### What you are asked to do
Would you write out the listing verbatim and skip every picture in it?
::::
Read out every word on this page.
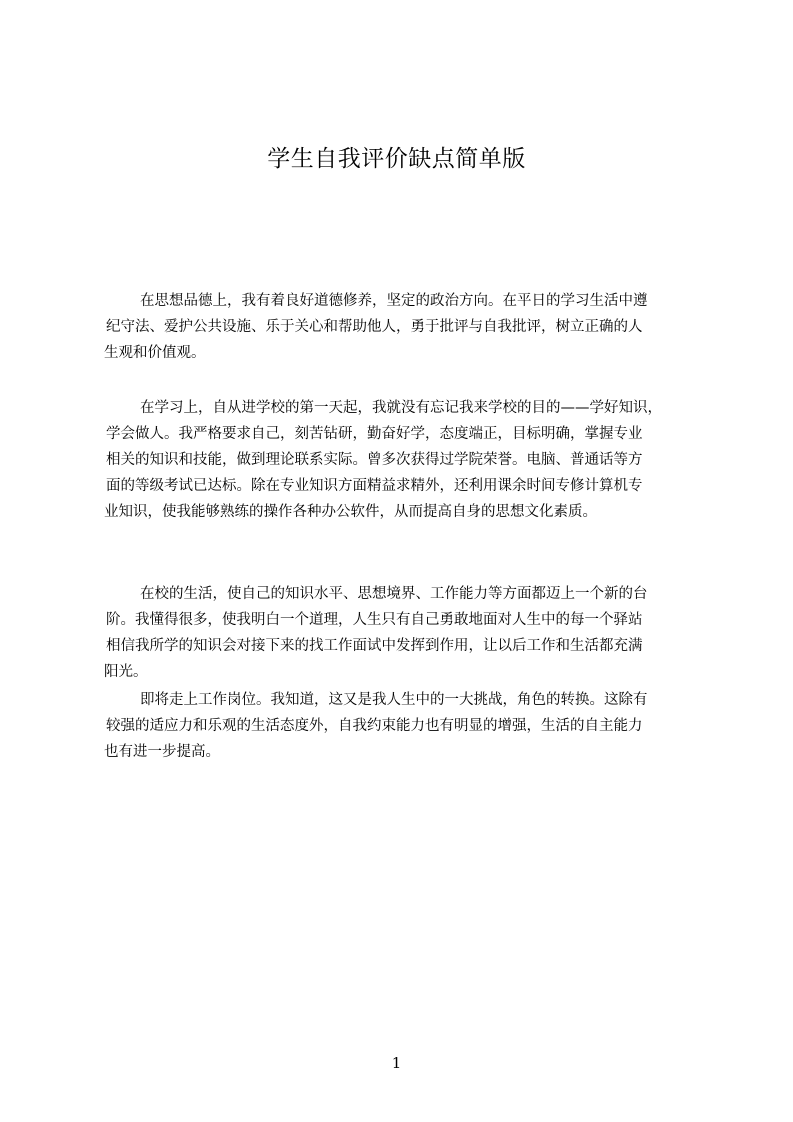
学生自我评价缺点简单版
在思想品德上，我有着良好道德修养，坚定的政治方向。在平日的学习生活中遵
纪守法、爱护公共设施、乐于关心和帮助他人，勇于批评与自我批评，树立正确的人
生观和价值观。
在学习上，自从进学校的第一天起，我就没有忘记我来学校的目的——学好知识，
学会做人。我严格要求自己，刻苦钻研，勤奋好学，态度端正，目标明确，掌握专业
相关的知识和技能，做到理论联系实际。曾多次获得过学院荣誉。电脑、普通话等方
面的等级考试已达标。除在专业知识方面精益求精外，还利用课余时间专修计算机专
业知识，使我能够熟练的操作各种办公软件，从而提高自身的思想文化素质。
在校的生活，使自己的知识水平、思想境界、工作能力等方面都迈上一个新的台
阶。我懂得很多，使我明白一个道理，人生只有自己勇敢地面对人生中的每一个驿站
相信我所学的知识会对接下来的找工作面试中发挥到作用，让以后工作和生活都充满
阳光。
即将走上工作岗位。我知道，这又是我人生中的一大挑战，角色的转换。这除有
较强的适应力和乐观的生活态度外，自我约束能力也有明显的增强，生活的自主能力
也有进一步提高。
1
::::
### Written solution
Read out every word on this page.
学生自我评价缺点简单版
在思想品德上，我有着良好道德修养，坚定的政治方向。在平日的学习生活中遵
纪守法、爱护公共设施、乐于关心和帮助他人，勇于批评与自我批评，树立正确的人
生观和价值观。
在学习上，自从进学校的第一天起，我就没有忘记我来学校的目的——学好知识，
学会做人。我严格要求自己，刻苦钻研，勤奋好学，态度端正，目标明确，掌握专业
相关的知识和技能，做到理论联系实际。曾多次获得过学院荣誉。电脑、普通话等方
面的等级考试已达标。除在专业知识方面精益求精外，还利用课余时间专修计算机专
业知识，使我能够熟练的操作各种办公软件，从而提高自身的思想文化素质。
在校的生活，使自己的知识水平、思想境界、工作能力等方面都迈上一个新的台
阶。我懂得很多，使我明白一个道理，人生只有自己勇敢地面对人生中的每一个驿站
相信我所学的知识会对接下来的找工作面试中发挥到作用，让以后工作和生活都充满
阳光。
即将走上工作岗位。我知道，这又是我人生中的一大挑战，角色的转换。这除有
较强的适应力和乐观的生活态度外，自我约束能力也有明显的增强，生活的自主能力
也有进一步提高。
1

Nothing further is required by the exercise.